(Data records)
>>>>
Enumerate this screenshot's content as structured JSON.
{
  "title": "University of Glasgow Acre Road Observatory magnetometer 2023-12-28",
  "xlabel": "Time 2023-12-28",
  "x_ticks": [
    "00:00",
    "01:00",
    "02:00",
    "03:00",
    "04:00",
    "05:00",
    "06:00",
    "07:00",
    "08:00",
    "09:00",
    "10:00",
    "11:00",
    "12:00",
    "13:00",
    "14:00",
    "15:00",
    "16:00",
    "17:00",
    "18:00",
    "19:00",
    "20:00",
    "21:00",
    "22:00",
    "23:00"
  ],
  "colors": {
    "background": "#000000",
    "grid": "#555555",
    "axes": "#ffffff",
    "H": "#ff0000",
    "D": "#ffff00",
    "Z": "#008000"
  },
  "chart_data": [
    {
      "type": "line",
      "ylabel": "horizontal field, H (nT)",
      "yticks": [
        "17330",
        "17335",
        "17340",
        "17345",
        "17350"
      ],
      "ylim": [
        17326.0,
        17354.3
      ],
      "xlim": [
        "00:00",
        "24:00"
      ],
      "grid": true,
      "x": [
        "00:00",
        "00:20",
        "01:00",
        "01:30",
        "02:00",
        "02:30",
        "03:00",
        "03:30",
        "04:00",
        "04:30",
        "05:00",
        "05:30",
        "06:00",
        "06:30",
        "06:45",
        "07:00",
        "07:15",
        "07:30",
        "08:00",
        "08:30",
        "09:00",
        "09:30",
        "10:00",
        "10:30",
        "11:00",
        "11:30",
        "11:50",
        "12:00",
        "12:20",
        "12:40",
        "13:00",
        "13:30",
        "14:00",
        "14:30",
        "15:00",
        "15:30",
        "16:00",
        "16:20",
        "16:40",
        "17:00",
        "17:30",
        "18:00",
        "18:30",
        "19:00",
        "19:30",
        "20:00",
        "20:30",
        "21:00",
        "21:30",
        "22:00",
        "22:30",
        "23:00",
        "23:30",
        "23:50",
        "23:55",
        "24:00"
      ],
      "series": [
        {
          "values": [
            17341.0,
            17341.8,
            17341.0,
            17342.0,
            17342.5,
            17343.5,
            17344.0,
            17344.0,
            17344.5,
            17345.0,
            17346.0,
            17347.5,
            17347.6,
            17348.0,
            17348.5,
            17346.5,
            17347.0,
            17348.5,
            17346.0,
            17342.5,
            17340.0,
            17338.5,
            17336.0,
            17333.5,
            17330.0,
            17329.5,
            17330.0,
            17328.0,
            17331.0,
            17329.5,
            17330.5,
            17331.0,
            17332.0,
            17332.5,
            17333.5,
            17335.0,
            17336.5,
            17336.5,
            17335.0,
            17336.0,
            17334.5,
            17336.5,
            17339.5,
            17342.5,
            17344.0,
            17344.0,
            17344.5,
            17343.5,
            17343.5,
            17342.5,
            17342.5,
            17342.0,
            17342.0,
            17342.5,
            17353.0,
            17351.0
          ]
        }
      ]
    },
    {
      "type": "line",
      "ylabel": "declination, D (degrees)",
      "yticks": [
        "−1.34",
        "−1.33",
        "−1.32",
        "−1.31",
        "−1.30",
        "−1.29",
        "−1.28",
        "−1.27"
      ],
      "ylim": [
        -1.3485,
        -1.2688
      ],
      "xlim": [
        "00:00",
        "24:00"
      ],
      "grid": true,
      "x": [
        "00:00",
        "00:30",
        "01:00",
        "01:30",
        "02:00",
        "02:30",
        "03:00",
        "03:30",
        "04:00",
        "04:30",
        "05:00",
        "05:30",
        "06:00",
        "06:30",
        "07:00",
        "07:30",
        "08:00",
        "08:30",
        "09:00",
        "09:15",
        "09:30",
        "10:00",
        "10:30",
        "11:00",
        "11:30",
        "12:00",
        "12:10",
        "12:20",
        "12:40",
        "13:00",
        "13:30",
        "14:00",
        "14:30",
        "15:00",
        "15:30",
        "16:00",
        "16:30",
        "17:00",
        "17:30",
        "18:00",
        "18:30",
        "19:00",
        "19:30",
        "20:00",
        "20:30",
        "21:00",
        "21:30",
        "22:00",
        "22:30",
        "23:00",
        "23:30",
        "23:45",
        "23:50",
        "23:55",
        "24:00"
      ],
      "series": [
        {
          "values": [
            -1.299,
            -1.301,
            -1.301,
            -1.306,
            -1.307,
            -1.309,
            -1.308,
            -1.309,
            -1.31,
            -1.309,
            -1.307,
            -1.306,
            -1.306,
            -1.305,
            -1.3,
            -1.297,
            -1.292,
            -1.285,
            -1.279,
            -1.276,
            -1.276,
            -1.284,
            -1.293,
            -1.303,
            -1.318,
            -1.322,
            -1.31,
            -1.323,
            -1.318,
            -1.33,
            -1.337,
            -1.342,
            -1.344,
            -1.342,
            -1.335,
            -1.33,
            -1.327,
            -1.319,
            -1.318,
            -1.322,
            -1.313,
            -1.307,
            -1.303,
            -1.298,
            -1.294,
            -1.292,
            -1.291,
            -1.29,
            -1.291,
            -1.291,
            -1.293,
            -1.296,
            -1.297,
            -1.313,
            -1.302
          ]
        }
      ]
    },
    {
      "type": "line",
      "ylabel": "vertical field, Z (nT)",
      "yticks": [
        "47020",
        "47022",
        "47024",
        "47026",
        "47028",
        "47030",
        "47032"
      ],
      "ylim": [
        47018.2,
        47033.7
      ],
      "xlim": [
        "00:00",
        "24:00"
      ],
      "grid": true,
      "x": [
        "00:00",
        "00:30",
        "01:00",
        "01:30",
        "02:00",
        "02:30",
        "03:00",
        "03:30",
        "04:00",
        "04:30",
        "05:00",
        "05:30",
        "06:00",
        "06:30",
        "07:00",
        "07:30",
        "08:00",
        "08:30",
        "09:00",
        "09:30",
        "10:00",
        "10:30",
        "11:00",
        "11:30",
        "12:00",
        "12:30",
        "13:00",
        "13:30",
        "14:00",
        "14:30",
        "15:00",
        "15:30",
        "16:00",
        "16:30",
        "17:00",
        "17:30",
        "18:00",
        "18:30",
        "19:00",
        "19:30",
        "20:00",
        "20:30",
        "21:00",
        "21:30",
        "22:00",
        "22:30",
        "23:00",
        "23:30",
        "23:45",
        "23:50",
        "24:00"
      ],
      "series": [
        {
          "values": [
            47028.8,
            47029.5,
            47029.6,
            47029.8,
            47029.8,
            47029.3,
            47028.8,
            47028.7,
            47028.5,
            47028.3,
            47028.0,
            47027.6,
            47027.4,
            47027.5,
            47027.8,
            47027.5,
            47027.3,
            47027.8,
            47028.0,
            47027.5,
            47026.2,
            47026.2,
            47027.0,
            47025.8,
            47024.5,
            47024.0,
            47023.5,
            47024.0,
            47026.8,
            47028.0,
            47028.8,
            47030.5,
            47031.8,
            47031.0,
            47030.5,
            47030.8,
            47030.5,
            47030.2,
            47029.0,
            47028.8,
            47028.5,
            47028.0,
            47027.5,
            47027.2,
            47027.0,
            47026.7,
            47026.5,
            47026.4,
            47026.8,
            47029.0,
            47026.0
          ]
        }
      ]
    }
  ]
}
<<<<
Extract every line from the records above that contains the word "field".

      "ylabel": "horizontal field, H (nT)",
      "ylabel": "vertical field, Z (nT)",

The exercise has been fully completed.